*** PROVIDED RECORDS

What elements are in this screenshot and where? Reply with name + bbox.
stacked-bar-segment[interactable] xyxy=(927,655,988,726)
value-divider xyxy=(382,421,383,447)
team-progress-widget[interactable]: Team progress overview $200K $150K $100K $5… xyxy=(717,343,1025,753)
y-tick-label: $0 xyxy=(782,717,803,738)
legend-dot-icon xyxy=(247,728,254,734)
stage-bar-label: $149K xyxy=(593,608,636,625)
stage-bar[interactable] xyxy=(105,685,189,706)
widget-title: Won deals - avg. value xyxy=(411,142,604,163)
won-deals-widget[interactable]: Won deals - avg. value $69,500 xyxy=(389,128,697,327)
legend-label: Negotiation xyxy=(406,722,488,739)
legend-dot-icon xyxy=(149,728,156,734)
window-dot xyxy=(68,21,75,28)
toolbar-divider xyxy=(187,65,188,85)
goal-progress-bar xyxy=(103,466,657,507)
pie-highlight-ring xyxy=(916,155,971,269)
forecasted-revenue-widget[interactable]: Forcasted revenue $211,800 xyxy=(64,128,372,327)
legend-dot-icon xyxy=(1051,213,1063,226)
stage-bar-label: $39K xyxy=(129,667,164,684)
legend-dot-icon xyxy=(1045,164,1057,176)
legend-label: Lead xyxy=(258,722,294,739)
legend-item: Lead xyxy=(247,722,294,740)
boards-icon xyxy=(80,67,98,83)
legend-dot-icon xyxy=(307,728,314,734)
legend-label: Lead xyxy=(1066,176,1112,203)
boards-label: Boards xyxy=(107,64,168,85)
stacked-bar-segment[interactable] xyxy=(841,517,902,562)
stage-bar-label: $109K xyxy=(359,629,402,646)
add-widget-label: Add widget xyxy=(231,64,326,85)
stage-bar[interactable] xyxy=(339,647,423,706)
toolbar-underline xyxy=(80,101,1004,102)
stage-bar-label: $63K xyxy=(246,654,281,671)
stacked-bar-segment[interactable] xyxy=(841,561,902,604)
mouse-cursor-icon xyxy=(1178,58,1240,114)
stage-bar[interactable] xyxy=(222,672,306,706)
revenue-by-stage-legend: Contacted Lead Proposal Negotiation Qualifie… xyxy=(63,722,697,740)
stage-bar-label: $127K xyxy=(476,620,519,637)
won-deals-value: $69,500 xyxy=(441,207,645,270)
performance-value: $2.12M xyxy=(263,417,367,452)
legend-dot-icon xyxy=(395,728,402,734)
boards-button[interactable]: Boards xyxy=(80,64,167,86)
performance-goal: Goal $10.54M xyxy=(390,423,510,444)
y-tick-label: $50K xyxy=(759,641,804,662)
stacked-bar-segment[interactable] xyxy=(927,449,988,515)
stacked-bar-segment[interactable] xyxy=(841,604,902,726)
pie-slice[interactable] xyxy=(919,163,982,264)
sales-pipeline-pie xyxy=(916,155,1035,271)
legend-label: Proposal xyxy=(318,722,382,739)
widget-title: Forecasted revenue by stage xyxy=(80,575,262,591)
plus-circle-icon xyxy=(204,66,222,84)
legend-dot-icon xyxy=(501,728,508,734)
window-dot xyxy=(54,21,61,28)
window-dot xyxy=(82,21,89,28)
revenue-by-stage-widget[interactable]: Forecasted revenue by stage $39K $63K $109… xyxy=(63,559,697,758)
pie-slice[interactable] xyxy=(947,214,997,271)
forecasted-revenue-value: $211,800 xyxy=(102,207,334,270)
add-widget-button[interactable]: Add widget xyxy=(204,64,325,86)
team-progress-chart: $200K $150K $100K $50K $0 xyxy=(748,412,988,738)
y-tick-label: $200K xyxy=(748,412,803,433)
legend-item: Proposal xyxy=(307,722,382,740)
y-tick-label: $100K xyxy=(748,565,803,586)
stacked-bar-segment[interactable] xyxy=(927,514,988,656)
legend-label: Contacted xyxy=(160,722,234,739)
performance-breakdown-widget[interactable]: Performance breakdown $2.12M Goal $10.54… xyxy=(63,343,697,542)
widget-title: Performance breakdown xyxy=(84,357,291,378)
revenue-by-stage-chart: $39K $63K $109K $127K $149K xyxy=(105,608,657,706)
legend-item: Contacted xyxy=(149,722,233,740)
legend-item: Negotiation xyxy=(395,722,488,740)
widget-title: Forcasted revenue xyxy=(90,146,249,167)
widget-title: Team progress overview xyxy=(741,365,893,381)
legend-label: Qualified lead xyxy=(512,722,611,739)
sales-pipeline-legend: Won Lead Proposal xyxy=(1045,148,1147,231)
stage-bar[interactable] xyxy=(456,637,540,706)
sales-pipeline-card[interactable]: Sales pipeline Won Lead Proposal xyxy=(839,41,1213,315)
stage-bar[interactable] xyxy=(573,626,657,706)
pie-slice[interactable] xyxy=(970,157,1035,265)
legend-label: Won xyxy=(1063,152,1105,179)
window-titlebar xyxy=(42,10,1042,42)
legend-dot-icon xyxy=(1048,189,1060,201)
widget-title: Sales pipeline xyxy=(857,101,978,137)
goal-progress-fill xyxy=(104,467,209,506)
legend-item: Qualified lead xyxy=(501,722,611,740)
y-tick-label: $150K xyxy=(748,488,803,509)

******

Print the lines from the start of the records through the line that contains "stage-bar-label: $149K xyxy=(593,608,636,625)", inclusive, reproducing them exactly.

THE OUTPUT
What elements are in this screenshot and where? Reply with name + bbox.
stacked-bar-segment[interactable] xyxy=(927,655,988,726)
value-divider xyxy=(382,421,383,447)
team-progress-widget[interactable]: Team progress overview $200K $150K $100K $5… xyxy=(717,343,1025,753)
y-tick-label: $0 xyxy=(782,717,803,738)
legend-dot-icon xyxy=(247,728,254,734)
stage-bar-label: $149K xyxy=(593,608,636,625)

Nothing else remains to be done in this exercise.